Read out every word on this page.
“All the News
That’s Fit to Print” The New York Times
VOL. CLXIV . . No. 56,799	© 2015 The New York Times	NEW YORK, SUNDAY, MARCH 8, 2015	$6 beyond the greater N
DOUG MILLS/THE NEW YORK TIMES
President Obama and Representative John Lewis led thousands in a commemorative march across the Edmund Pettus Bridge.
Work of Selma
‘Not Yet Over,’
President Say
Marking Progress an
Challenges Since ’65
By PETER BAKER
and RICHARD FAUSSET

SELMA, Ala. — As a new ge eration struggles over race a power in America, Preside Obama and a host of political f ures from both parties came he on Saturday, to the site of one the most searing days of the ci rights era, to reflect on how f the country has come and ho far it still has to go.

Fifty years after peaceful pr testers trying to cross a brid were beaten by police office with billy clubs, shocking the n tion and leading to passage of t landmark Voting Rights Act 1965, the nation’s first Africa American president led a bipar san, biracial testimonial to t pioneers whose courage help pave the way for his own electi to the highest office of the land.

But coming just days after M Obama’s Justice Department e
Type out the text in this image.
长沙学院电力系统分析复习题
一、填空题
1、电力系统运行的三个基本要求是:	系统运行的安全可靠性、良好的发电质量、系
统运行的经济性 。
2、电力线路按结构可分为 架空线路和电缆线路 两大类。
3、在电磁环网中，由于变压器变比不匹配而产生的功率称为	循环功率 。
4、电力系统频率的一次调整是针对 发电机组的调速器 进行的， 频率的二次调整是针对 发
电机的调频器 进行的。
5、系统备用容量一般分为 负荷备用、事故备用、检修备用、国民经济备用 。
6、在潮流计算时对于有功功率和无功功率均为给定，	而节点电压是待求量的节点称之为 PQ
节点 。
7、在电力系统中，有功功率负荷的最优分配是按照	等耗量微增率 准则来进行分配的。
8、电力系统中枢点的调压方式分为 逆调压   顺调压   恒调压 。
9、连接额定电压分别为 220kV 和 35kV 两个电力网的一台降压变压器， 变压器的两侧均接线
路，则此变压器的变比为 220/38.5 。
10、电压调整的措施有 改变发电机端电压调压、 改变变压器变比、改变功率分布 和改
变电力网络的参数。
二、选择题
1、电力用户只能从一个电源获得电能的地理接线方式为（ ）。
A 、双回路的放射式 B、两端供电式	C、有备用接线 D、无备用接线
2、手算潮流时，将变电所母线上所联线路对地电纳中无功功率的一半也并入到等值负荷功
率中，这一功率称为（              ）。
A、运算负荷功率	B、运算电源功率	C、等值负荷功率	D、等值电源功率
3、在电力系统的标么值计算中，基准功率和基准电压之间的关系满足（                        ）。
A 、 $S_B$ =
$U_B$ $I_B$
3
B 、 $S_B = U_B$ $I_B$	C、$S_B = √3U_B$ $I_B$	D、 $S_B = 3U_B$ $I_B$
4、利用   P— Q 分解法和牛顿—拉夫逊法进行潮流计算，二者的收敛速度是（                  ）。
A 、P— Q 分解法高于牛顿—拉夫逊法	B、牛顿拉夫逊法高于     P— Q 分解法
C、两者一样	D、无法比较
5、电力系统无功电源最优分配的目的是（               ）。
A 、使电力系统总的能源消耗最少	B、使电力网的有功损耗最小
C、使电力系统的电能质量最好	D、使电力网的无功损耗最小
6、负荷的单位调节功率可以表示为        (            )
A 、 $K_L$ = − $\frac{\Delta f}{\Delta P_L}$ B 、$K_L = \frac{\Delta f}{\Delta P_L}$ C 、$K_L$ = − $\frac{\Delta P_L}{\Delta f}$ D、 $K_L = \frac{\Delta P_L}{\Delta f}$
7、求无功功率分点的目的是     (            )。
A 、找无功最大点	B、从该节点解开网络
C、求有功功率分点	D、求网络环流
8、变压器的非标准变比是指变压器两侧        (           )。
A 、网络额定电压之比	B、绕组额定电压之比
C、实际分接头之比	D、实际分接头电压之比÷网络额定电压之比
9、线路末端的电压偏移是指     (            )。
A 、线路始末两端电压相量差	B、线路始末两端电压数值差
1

※

Your task is to give the records above again, exactly.

Read out every word on this page.
“All the News
That’s Fit to Print” The New York Times
VOL. CLXIV . . No. 56,799	© 2015 The New York Times	NEW YORK, SUNDAY, MARCH 8, 2015	$6 beyond the greater N
DOUG MILLS/THE NEW YORK TIMES
President Obama and Representative John Lewis led thousands in a commemorative march across the Edmund Pettus Bridge.
Work of Selma
‘Not Yet Over,’
President Say
Marking Progress an
Challenges Since ’65
By PETER BAKER
and RICHARD FAUSSET

SELMA, Ala. — As a new ge eration struggles over race a power in America, Preside Obama and a host of political f ures from both parties came he on Saturday, to the site of one the most searing days of the ci rights era, to reflect on how f the country has come and ho far it still has to go.

Fifty years after peaceful pr testers trying to cross a brid were beaten by police office with billy clubs, shocking the n tion and leading to passage of t landmark Voting Rights Act 1965, the nation’s first Africa American president led a bipar san, biracial testimonial to t pioneers whose courage help pave the way for his own electi to the highest office of the land.

But coming just days after M Obama’s Justice Department e
Type out the text in this image.
长沙学院电力系统分析复习题
一、填空题
1、电力系统运行的三个基本要求是:	系统运行的安全可靠性、良好的发电质量、系
统运行的经济性 。
2、电力线路按结构可分为 架空线路和电缆线路 两大类。
3、在电磁环网中，由于变压器变比不匹配而产生的功率称为	循环功率 。
4、电力系统频率的一次调整是针对 发电机组的调速器 进行的， 频率的二次调整是针对 发
电机的调频器 进行的。
5、系统备用容量一般分为 负荷备用、事故备用、检修备用、国民经济备用 。
6、在潮流计算时对于有功功率和无功功率均为给定，	而节点电压是待求量的节点称之为 PQ
节点 。
7、在电力系统中，有功功率负荷的最优分配是按照	等耗量微增率 准则来进行分配的。
8、电力系统中枢点的调压方式分为 逆调压   顺调压   恒调压 。
9、连接额定电压分别为 220kV 和 35kV 两个电力网的一台降压变压器， 变压器的两侧均接线
路，则此变压器的变比为 220/38.5 。
10、电压调整的措施有 改变发电机端电压调压、 改变变压器变比、改变功率分布 和改
变电力网络的参数。
二、选择题
1、电力用户只能从一个电源获得电能的地理接线方式为（ ）。
A 、双回路的放射式 B、两端供电式	C、有备用接线 D、无备用接线
2、手算潮流时，将变电所母线上所联线路对地电纳中无功功率的一半也并入到等值负荷功
率中，这一功率称为（              ）。
A、运算负荷功率	B、运算电源功率	C、等值负荷功率	D、等值电源功率
3、在电力系统的标么值计算中，基准功率和基准电压之间的关系满足（                        ）。
A 、 $S_B$ =
$U_B$ $I_B$
3
B 、 $S_B = U_B$ $I_B$	C、$S_B = √3U_B$ $I_B$	D、 $S_B = 3U_B$ $I_B$
4、利用   P— Q 分解法和牛顿—拉夫逊法进行潮流计算，二者的收敛速度是（                  ）。
A 、P— Q 分解法高于牛顿—拉夫逊法	B、牛顿拉夫逊法高于     P— Q 分解法
C、两者一样	D、无法比较
5、电力系统无功电源最优分配的目的是（               ）。
A 、使电力系统总的能源消耗最少	B、使电力网的有功损耗最小
C、使电力系统的电能质量最好	D、使电力网的无功损耗最小
6、负荷的单位调节功率可以表示为        (            )
A 、 $K_L$ = − $\frac{\Delta f}{\Delta P_L}$ B 、$K_L = \frac{\Delta f}{\Delta P_L}$ C 、$K_L$ = − $\frac{\Delta P_L}{\Delta f}$ D、 $K_L = \frac{\Delta P_L}{\Delta f}$
7、求无功功率分点的目的是     (            )。
A 、找无功最大点	B、从该节点解开网络
C、求有功功率分点	D、求网络环流
8、变压器的非标准变比是指变压器两侧        (           )。
A 、网络额定电压之比	B、绕组额定电压之比
C、实际分接头之比	D、实际分接头电压之比÷网络额定电压之比
9、线路末端的电压偏移是指     (            )。
A 、线路始末两端电压相量差	B、线路始末两端电压数值差
1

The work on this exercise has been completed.